Your answer should be a single number: the count of lines containing "document".

** START PROVIDED DATA **

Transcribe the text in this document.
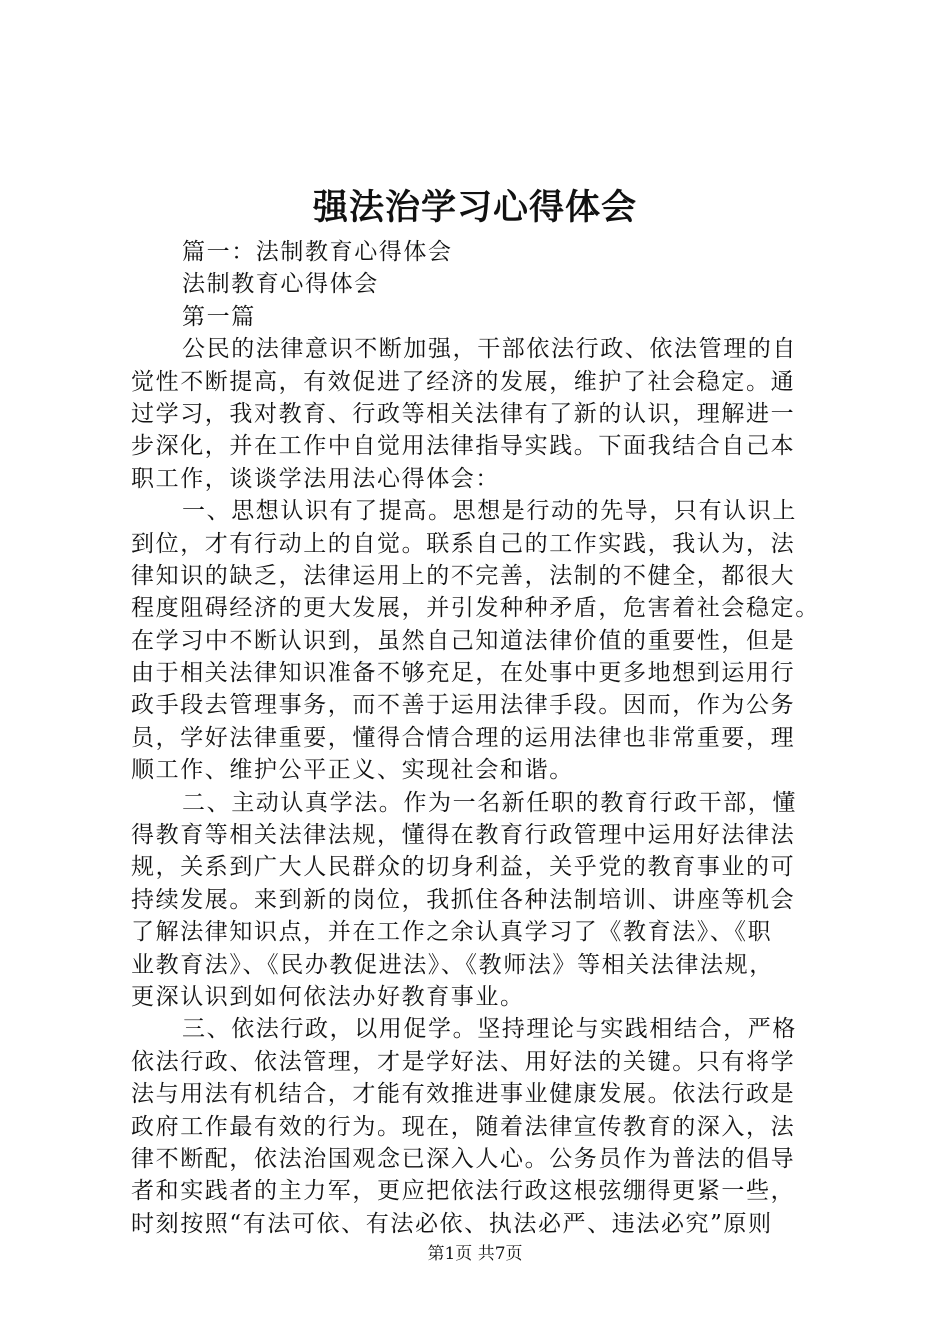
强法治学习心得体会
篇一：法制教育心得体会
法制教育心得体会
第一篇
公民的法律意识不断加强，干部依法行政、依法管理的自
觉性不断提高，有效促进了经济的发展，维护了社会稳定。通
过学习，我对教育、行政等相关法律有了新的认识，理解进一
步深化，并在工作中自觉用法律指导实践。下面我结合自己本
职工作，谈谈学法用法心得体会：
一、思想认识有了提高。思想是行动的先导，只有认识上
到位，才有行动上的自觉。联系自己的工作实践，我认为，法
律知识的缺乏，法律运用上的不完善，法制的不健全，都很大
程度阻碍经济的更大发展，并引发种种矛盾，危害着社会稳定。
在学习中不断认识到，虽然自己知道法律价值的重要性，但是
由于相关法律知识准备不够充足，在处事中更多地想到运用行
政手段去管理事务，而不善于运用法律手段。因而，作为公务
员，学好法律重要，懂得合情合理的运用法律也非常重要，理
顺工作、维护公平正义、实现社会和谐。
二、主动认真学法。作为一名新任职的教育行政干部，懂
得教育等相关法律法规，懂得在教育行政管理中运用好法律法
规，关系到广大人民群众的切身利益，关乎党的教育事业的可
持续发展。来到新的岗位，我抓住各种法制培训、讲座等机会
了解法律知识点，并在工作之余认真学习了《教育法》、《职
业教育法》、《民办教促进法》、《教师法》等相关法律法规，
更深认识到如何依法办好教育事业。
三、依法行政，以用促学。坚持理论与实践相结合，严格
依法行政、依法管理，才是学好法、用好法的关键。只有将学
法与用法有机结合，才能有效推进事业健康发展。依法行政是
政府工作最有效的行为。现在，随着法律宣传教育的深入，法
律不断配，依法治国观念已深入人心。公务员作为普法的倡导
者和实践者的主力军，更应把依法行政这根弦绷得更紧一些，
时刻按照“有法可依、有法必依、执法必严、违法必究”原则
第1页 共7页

** END PROVIDED DATA **
** START PROVIDED DATA **

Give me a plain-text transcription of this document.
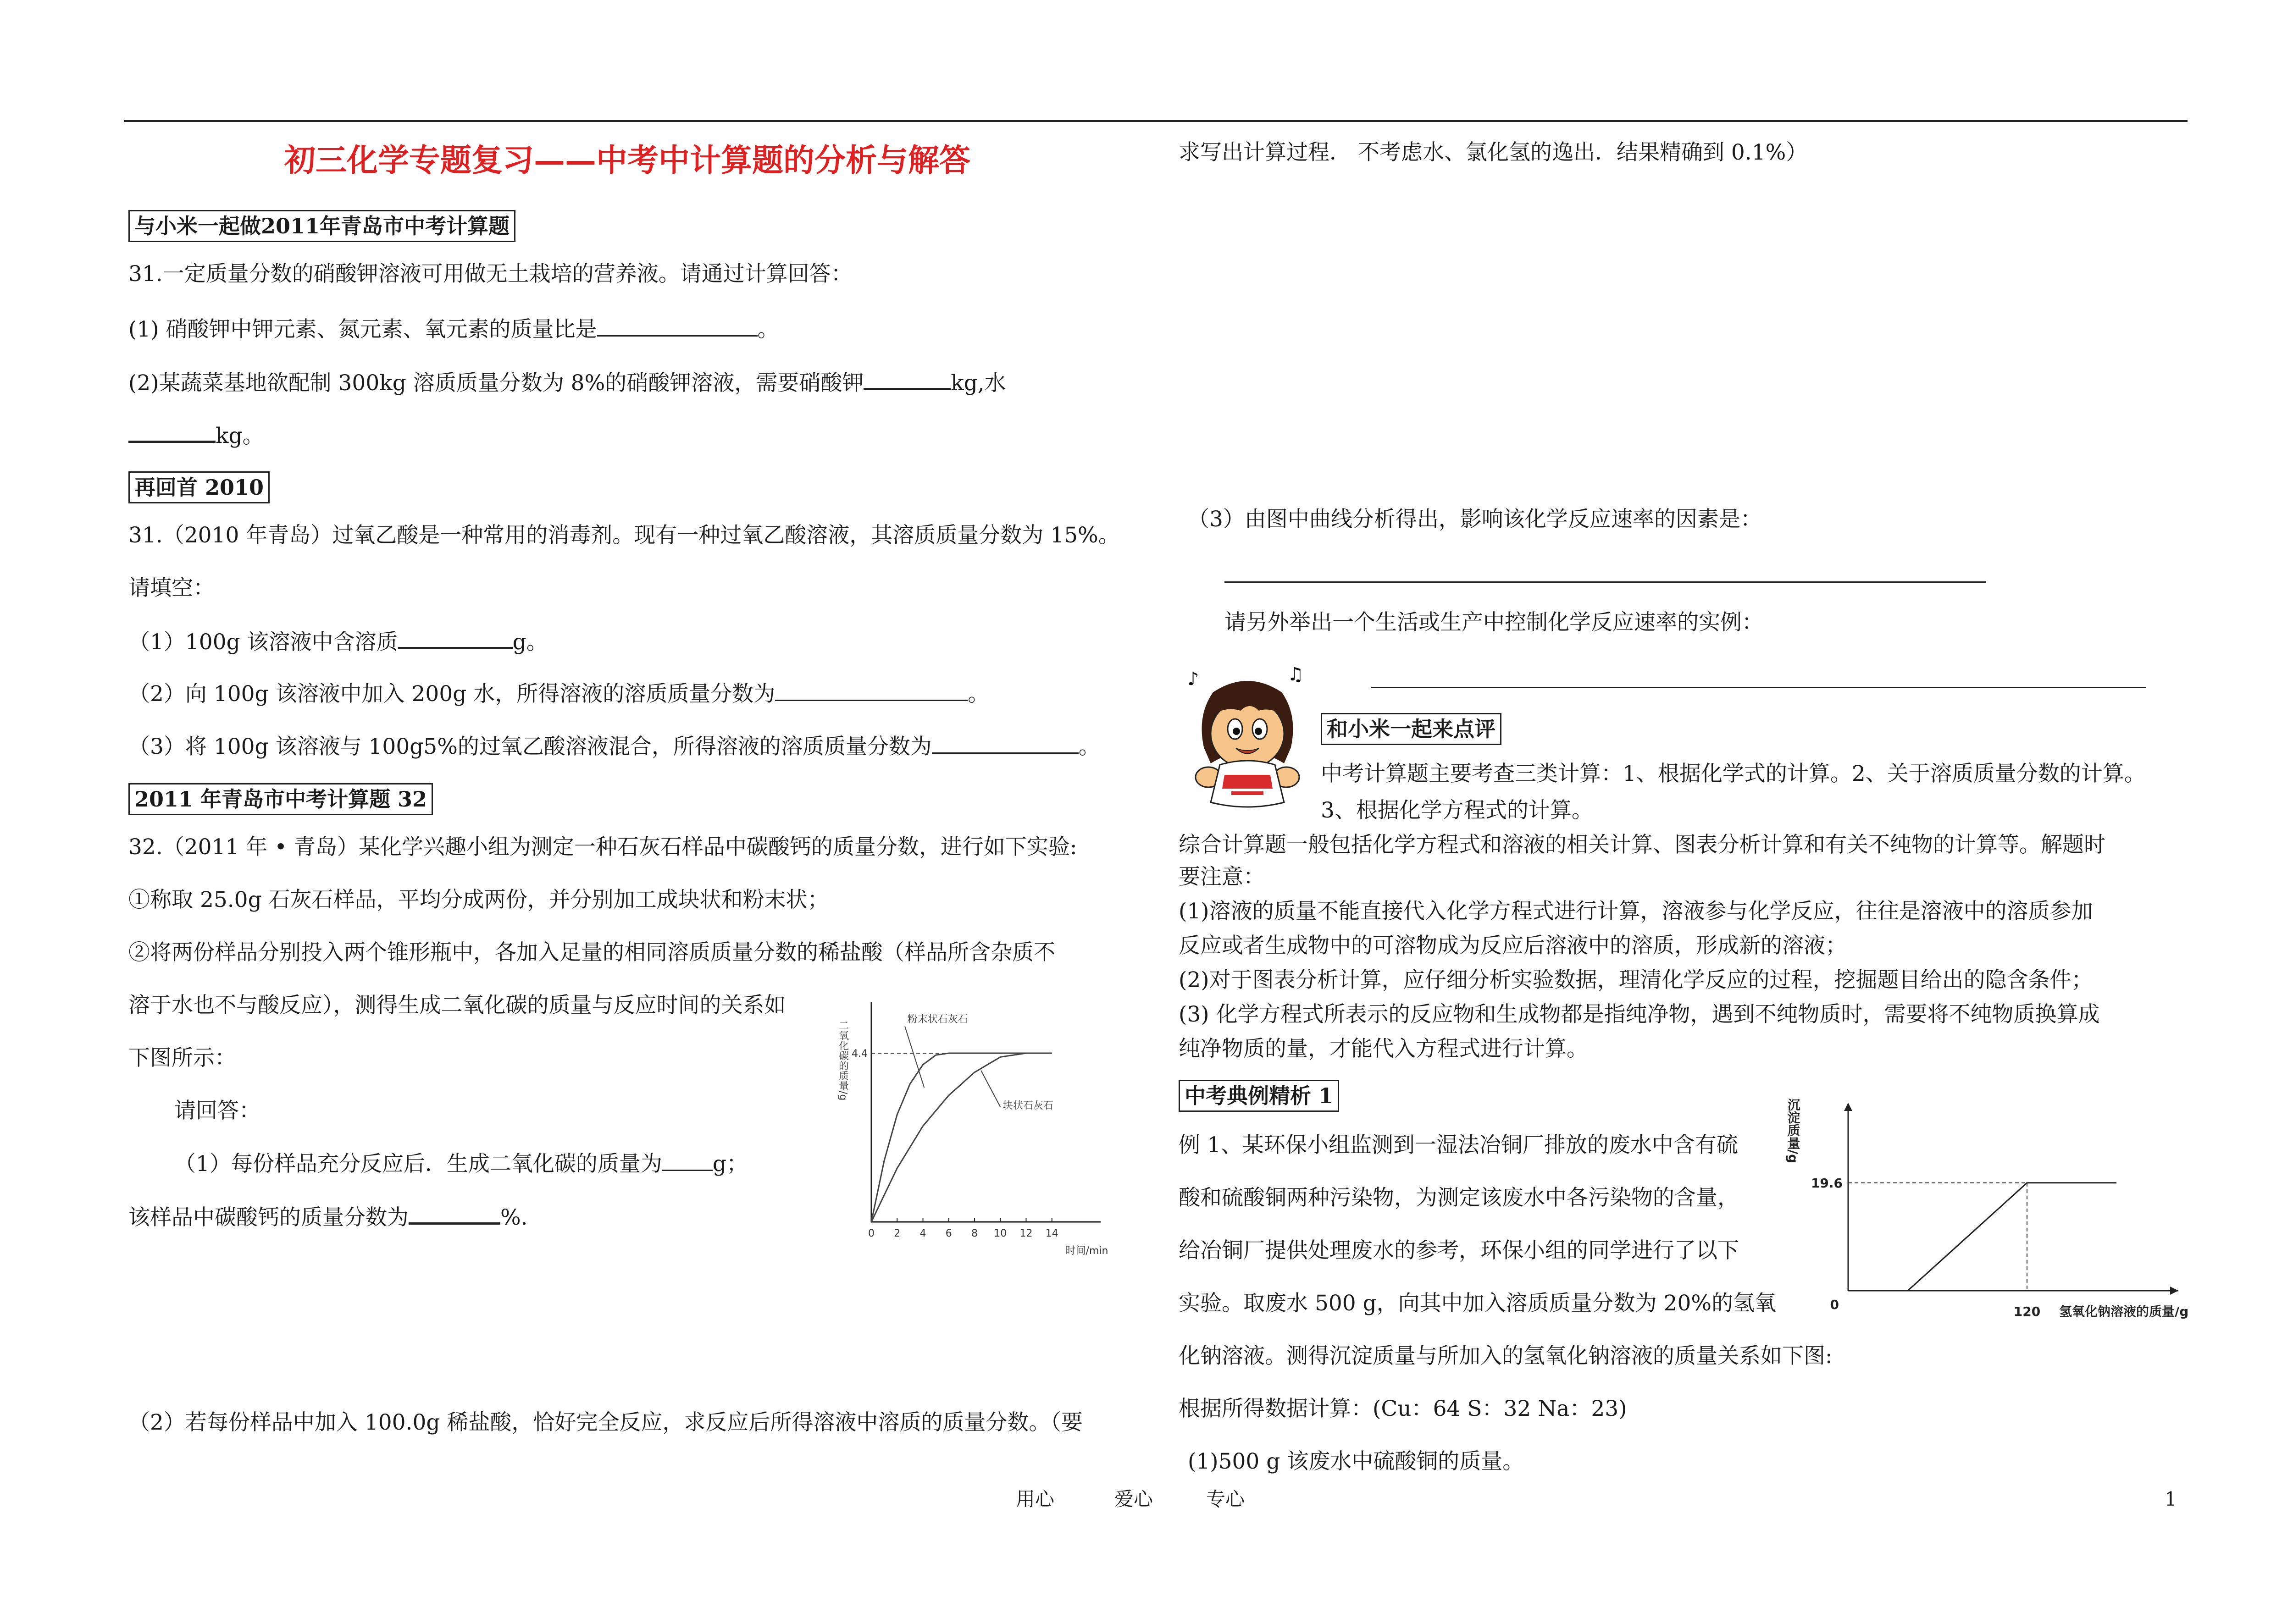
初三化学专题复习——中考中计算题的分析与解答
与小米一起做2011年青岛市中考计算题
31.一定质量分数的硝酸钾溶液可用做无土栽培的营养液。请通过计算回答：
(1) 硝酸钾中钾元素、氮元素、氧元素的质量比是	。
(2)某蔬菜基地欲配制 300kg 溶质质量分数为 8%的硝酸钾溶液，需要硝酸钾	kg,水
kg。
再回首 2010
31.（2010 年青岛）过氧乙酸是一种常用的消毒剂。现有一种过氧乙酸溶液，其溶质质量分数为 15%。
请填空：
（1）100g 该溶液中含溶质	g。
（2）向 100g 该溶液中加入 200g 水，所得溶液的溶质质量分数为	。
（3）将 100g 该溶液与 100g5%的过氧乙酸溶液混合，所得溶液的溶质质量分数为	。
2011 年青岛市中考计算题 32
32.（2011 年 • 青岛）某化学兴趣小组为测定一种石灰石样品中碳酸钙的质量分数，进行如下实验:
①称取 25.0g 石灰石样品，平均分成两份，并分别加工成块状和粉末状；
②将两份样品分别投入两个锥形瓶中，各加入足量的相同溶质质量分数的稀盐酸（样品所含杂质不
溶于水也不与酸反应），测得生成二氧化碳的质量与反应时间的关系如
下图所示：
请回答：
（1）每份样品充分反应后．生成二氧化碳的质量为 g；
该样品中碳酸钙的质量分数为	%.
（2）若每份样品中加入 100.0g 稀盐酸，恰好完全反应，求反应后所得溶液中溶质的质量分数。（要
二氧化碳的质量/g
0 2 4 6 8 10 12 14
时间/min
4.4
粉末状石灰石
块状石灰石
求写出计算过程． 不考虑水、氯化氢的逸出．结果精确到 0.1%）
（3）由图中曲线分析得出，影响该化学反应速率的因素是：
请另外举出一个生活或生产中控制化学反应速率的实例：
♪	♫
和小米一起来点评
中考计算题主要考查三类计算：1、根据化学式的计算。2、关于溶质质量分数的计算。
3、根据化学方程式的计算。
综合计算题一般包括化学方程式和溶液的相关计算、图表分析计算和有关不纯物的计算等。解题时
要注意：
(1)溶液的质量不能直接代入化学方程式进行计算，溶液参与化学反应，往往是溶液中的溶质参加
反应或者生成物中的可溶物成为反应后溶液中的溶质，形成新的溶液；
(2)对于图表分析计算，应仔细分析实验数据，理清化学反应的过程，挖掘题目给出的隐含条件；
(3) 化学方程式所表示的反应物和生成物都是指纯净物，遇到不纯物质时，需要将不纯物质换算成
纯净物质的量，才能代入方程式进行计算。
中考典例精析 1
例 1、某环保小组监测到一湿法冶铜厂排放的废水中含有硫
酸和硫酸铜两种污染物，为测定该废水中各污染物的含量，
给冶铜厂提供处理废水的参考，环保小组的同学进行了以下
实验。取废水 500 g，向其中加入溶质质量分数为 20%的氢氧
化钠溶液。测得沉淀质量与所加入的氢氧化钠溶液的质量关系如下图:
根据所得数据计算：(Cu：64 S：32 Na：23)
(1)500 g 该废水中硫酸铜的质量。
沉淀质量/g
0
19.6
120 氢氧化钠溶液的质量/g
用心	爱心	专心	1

** END PROVIDED DATA **

-- TASK RESULT --
2